### TASK GOAL
Go through the listing below and list every line with "الربا".

(Data entries)
_ _ _ _ _

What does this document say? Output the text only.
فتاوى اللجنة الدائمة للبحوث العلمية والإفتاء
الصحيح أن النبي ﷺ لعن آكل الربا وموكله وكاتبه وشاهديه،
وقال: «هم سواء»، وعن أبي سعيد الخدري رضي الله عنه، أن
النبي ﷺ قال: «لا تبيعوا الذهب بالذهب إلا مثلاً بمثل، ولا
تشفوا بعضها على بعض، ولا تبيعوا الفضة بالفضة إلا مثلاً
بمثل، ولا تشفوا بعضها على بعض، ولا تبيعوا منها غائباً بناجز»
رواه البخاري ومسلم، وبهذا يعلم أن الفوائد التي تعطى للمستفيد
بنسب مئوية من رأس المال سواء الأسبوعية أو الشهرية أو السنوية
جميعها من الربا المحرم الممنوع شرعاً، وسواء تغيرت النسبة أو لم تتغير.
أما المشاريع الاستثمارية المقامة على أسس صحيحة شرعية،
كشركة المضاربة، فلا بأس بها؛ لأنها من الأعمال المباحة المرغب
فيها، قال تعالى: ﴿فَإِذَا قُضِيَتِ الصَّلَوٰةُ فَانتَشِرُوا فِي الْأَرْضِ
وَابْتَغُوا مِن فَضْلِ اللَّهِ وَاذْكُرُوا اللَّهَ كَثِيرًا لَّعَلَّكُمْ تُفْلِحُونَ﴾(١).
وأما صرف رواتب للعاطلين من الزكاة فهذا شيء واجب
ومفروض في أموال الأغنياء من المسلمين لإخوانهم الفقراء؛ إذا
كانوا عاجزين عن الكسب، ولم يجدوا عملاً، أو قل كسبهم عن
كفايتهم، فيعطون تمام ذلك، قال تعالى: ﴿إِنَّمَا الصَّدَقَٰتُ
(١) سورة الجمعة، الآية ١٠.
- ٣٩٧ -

_ _ _ _ _

### EXERCISE ANSWER
الصحيح أن النبي ﷺ لعن آكل الربا وموكله وكاتبه وشاهديه،
جميعها من الربا المحرم الممنوع شرعاً، وسواء تغيرت النسبة أو لم تتغير.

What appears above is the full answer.